## BEGIN Input rows
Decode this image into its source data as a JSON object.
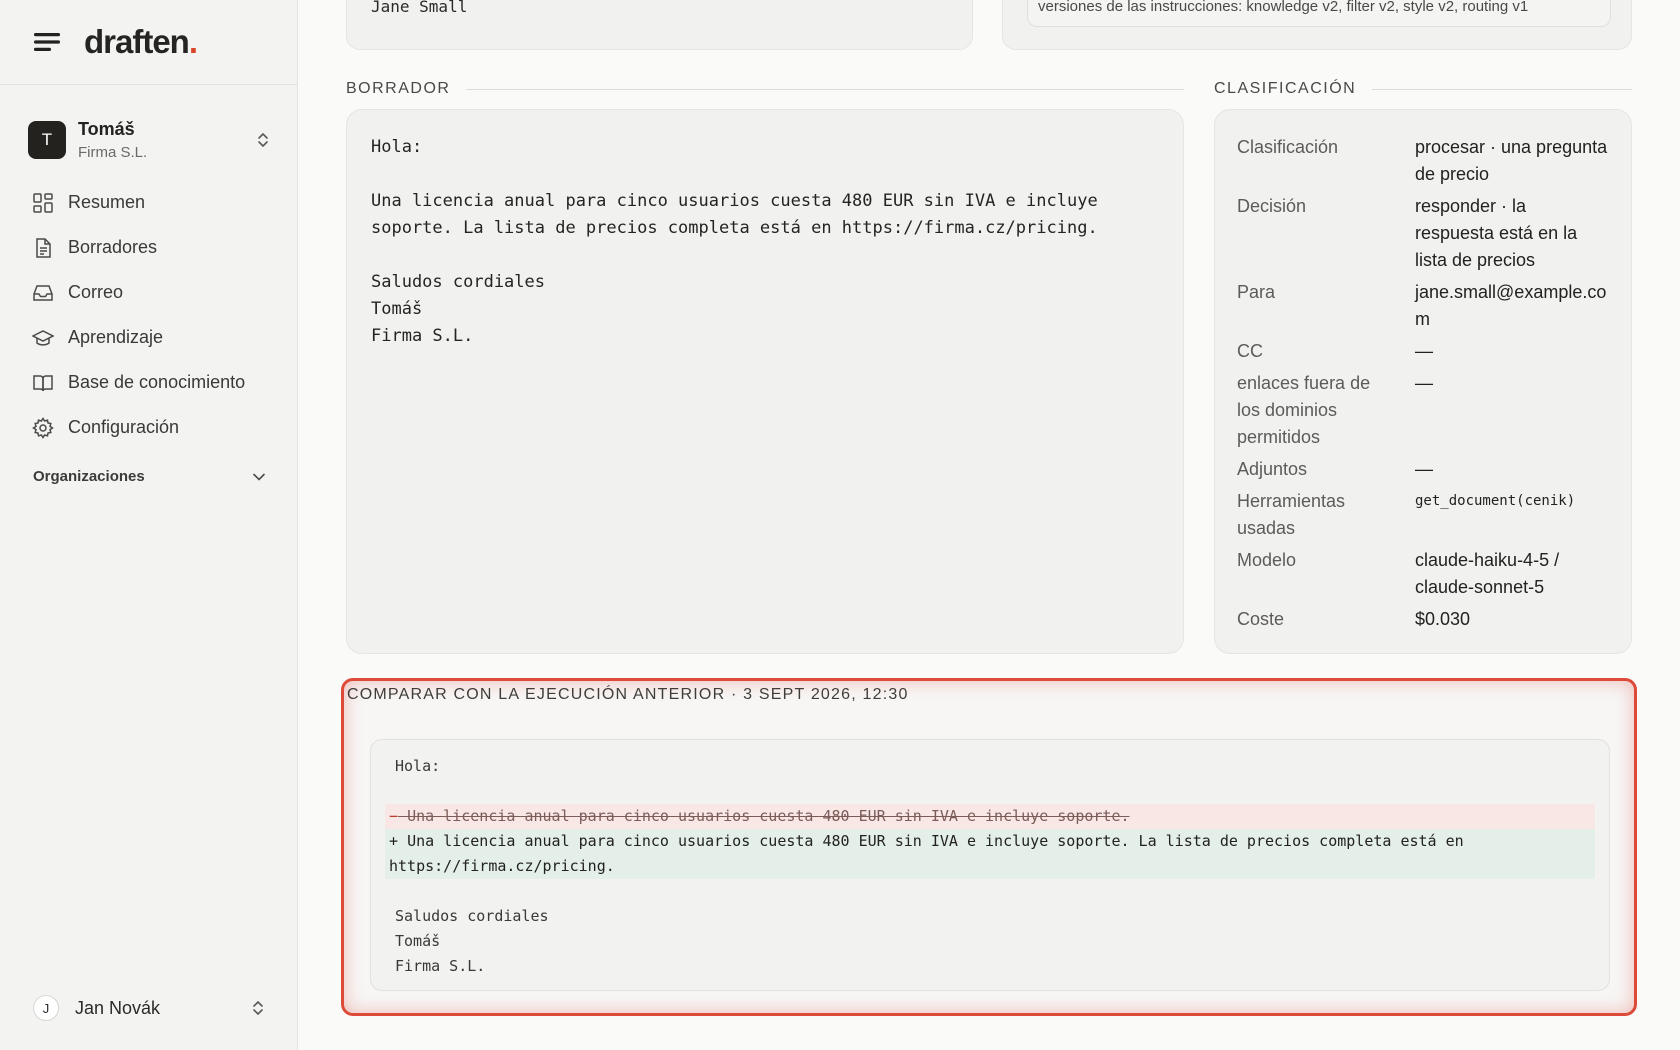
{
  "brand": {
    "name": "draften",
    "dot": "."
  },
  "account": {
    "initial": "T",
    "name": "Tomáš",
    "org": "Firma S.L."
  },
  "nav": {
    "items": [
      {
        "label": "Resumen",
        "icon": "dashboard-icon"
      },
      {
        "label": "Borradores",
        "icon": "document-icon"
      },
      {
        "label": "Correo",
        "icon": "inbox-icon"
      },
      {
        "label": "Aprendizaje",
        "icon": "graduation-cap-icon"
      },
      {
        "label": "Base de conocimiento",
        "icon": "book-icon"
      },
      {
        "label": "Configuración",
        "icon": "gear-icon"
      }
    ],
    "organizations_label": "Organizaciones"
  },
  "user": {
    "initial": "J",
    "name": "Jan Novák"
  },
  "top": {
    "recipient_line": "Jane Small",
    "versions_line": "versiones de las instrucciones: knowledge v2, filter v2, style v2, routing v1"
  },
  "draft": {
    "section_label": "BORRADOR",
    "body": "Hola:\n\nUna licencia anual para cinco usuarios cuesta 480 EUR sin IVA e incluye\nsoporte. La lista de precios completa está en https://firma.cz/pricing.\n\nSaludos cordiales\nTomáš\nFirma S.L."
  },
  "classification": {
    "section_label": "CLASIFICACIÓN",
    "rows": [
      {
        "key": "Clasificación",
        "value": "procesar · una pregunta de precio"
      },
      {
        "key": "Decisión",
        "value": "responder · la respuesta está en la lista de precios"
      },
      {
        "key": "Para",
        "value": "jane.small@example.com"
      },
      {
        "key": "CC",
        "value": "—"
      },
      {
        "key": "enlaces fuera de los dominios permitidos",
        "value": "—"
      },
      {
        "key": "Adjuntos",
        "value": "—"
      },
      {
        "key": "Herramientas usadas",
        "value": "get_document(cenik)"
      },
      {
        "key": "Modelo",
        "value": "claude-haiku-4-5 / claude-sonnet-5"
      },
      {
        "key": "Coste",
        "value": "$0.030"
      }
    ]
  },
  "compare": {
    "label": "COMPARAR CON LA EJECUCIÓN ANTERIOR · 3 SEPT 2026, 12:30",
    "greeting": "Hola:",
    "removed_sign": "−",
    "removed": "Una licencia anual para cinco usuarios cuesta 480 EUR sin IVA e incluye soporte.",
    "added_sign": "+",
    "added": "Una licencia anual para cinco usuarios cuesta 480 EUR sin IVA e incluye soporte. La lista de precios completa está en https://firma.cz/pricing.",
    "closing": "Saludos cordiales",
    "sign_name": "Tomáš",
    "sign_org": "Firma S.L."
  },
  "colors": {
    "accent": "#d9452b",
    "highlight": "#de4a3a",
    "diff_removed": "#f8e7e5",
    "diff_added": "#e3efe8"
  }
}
## END Input rows
Stated goal ::
Search the records above for "incluye". Copy each line where it is found.

Written solution ::
    "body": "Hola:\n\nUna licencia anual para cinco usuarios cuesta 480 EUR sin IVA e incluye\nsoporte. La lista de precios completa está en https://firma.cz/pricing.\n\nSaludos cordiales\nTomáš\nFirma S.L."
    "removed": "Una licencia anual para cinco usuarios cuesta 480 EUR sin IVA e incluye soporte.",
    "added": "Una licencia anual para cinco usuarios cuesta 480 EUR sin IVA e incluye soporte. La lista de precios completa está en https://firma.cz/pricing.",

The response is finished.